*Exercise directions*:
Check every line of the material below for the string "años", and return the ones that have it.
....
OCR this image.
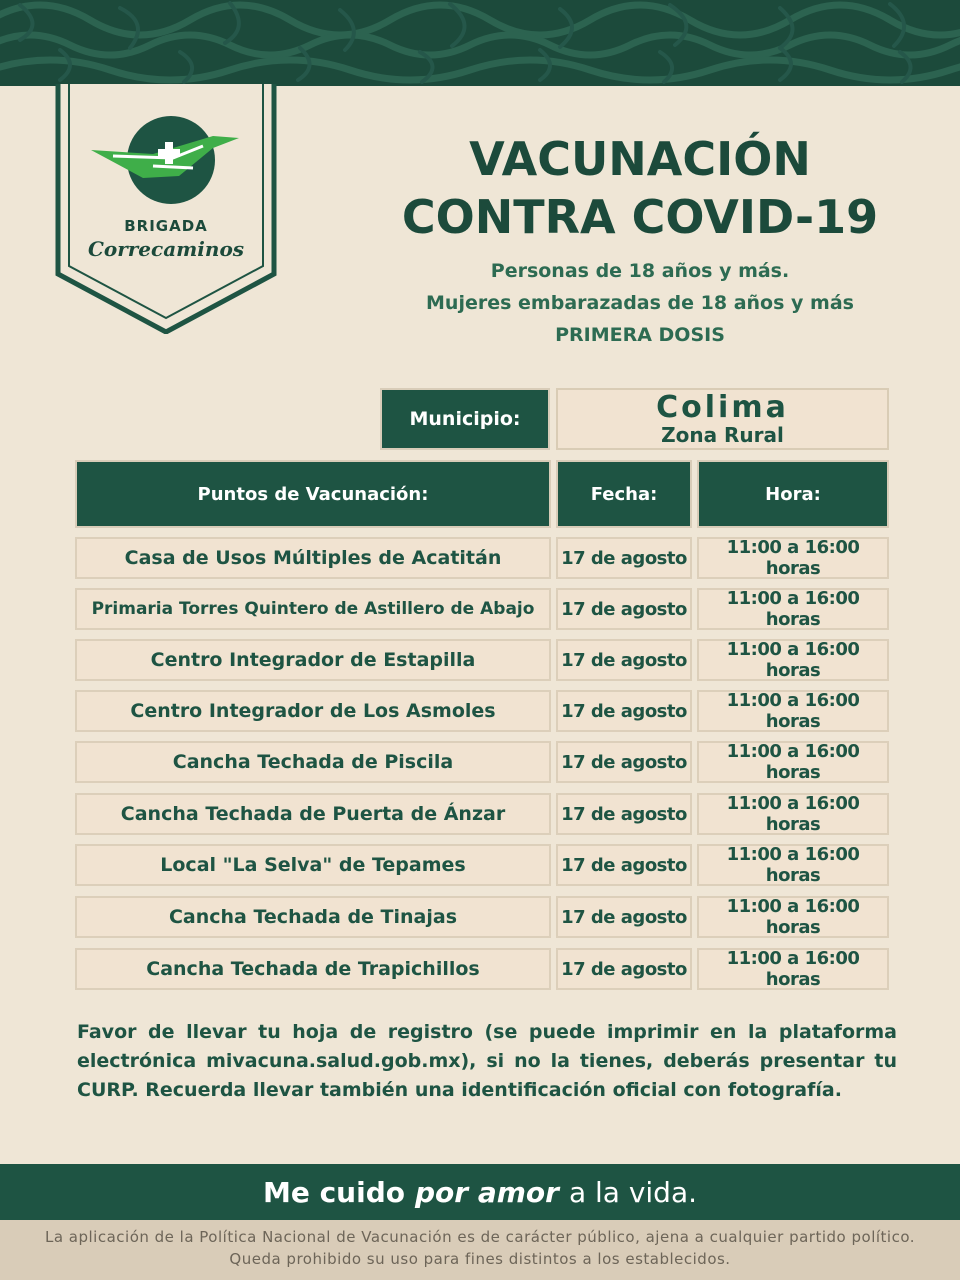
BRIGADA
Correcaminos
VACUNACIÓN
CONTRA COVID-19
Personas de 18 años y más.
Mujeres embarazadas de 18 años y más
PRIMERA DOSIS
Municipio:	Colima
Zona Rural
Puntos de Vacunación:	Fecha:	Hora:
Casa de Usos Múltiples de Acatitán	17 de agosto	11:00 a 16:00 horas
Primaria Torres Quintero de Astillero de Abajo	17 de agosto	11:00 a 16:00 horas
Centro Integrador de Estapilla	17 de agosto	11:00 a 16:00 horas
Centro Integrador de Los Asmoles	17 de agosto	11:00 a 16:00 horas
Cancha Techada de Piscila	17 de agosto	11:00 a 16:00 horas
Cancha Techada de Puerta de Ánzar	17 de agosto	11:00 a 16:00 horas
Local "La Selva" de Tepames	17 de agosto	11:00 a 16:00 horas
Cancha Techada de Tinajas	17 de agosto	11:00 a 16:00 horas
Cancha Techada de Trapichillos	17 de agosto	11:00 a 16:00 horas
Favor de llevar tu hoja de registro (se puede imprimir en la plataforma electrónica mivacuna.salud.gob.mx), si no la tienes, deberás presentar tu CURP. Recuerda llevar también una identificación oficial con fotografía.
Me cuido por amor a la vida.
La aplicación de la Política Nacional de Vacunación es de carácter público, ajena a cualquier partido político. Queda prohibido su uso para fines distintos a los establecidos.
....
*Exercise response*:
Personas de 18 años y más.
Mujeres embarazadas de 18 años y más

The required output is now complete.